Task to complete ▸
Track down each line that has the word "지방공무원" and copy it.

Stored data entries ▸
================
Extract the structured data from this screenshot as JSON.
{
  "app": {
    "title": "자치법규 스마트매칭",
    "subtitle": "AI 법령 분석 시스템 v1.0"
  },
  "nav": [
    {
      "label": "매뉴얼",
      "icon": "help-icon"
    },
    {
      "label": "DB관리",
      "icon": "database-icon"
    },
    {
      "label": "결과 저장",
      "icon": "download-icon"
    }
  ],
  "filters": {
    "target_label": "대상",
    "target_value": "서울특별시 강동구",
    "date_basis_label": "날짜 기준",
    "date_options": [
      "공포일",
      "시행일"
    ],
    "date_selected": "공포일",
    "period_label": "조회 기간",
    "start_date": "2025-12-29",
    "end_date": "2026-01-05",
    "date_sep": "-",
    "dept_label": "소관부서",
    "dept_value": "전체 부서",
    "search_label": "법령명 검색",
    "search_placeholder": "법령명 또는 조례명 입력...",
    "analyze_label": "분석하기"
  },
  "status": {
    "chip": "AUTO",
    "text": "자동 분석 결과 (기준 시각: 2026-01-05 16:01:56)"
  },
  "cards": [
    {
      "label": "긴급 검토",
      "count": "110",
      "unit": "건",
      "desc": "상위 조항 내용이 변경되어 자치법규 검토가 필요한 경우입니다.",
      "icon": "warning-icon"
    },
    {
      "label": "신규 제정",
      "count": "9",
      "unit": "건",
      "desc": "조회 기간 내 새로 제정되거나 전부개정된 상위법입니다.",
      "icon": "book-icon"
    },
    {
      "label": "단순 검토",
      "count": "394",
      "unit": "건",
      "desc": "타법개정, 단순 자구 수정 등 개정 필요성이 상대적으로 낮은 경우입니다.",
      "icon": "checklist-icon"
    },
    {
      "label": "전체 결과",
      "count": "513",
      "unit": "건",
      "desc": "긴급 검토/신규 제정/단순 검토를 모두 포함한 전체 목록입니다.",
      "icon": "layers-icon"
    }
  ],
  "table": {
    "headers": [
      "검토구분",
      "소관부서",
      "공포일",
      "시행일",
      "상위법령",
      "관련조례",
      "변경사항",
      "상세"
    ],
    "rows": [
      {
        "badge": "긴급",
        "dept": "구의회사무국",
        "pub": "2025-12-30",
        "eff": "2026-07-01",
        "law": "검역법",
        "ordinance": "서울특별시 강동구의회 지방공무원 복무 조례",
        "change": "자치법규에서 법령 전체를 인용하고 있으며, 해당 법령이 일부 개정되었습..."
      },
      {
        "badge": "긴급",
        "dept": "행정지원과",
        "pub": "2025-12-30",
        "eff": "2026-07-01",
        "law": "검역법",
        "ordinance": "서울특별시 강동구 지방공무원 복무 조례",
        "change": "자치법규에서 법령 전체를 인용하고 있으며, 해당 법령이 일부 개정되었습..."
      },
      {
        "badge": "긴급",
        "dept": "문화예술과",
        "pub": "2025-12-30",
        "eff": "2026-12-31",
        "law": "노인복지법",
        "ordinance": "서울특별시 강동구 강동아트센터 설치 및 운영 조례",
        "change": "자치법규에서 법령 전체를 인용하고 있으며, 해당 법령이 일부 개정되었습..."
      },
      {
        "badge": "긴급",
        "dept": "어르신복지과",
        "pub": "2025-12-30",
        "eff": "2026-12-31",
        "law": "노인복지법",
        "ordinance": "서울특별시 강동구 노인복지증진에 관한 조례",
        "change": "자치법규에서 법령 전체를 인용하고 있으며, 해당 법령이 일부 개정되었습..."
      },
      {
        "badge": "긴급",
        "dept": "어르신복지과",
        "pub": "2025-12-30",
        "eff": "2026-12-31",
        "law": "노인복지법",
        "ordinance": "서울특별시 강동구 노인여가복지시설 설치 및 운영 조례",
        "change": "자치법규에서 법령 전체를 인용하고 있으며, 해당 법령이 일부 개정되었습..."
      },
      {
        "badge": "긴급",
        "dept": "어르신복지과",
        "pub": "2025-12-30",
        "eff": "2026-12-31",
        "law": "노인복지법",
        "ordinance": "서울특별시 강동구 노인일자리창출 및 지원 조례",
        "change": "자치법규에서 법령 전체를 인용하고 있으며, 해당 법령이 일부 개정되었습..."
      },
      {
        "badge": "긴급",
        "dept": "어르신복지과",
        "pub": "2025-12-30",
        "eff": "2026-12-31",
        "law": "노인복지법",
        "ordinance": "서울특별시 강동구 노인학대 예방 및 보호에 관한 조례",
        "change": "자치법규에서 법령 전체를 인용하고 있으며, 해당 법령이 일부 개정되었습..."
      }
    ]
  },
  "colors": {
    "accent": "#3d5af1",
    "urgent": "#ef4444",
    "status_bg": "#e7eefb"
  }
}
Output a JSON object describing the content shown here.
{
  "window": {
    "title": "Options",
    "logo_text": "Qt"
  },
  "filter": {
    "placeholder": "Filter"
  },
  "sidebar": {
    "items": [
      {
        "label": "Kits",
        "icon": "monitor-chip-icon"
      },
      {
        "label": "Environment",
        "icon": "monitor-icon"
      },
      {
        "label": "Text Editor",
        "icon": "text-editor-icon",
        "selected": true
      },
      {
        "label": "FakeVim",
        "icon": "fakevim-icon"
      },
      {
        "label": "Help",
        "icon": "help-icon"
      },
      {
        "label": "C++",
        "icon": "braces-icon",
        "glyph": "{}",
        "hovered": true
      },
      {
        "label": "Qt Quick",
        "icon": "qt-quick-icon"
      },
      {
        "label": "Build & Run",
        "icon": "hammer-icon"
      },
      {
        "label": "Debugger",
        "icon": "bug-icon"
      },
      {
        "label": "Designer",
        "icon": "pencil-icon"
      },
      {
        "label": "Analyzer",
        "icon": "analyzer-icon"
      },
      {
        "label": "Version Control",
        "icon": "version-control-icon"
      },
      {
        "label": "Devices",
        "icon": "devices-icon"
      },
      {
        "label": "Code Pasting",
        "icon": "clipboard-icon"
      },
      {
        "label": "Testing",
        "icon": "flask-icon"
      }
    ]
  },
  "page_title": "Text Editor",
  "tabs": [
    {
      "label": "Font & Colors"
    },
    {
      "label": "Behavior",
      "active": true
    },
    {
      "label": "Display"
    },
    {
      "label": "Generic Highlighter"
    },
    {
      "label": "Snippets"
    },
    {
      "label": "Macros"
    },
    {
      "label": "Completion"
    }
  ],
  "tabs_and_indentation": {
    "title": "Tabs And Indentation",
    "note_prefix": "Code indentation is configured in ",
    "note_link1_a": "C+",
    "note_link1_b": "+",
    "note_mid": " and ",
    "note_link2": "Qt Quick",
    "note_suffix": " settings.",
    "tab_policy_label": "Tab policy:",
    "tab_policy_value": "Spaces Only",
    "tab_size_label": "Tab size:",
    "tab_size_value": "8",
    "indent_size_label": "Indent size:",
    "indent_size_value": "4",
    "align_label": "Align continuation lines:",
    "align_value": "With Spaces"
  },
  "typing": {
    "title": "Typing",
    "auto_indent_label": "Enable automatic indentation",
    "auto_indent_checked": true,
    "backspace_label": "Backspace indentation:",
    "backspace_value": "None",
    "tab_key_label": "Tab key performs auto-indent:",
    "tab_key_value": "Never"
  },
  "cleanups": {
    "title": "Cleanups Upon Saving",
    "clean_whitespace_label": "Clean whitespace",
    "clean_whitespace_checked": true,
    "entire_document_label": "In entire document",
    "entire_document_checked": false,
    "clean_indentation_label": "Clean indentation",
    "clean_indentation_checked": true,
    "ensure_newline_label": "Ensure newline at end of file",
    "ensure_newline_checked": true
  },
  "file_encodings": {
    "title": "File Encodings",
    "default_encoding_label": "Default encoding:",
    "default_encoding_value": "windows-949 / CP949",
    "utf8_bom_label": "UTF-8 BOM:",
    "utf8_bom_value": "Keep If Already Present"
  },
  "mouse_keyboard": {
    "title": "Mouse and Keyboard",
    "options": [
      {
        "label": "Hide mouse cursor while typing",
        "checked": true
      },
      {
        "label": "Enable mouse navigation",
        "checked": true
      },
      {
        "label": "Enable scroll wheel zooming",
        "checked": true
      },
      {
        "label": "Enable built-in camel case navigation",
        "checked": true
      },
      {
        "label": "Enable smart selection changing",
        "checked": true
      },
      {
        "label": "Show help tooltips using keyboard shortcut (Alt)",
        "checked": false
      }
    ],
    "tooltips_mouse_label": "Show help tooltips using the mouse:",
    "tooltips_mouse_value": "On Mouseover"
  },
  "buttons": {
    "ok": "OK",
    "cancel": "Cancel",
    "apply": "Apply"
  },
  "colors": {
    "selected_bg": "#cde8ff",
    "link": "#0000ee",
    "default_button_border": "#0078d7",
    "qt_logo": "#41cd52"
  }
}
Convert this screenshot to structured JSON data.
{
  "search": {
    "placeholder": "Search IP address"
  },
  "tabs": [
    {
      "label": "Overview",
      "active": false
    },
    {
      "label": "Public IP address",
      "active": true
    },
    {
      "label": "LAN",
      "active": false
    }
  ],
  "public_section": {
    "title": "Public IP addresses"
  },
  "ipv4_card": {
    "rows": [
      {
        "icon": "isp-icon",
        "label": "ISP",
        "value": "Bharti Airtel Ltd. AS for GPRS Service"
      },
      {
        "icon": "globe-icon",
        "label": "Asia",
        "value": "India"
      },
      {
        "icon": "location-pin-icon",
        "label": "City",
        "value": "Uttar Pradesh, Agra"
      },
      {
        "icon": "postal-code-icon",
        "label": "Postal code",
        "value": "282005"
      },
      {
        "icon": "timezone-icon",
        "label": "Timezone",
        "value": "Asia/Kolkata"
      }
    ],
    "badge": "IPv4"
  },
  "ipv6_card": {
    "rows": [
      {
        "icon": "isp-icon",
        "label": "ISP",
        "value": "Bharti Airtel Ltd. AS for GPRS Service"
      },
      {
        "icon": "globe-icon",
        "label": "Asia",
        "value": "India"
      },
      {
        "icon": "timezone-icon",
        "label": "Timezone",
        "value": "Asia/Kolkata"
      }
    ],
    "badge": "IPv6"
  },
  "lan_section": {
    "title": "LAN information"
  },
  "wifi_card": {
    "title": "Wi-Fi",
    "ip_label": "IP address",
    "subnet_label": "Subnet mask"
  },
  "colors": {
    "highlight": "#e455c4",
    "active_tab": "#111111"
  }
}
================
Response to the task ▸
        "ordinance": "서울특별시 강동구의회 지방공무원 복무 조례",
        "ordinance": "서울특별시 강동구 지방공무원 복무 조례",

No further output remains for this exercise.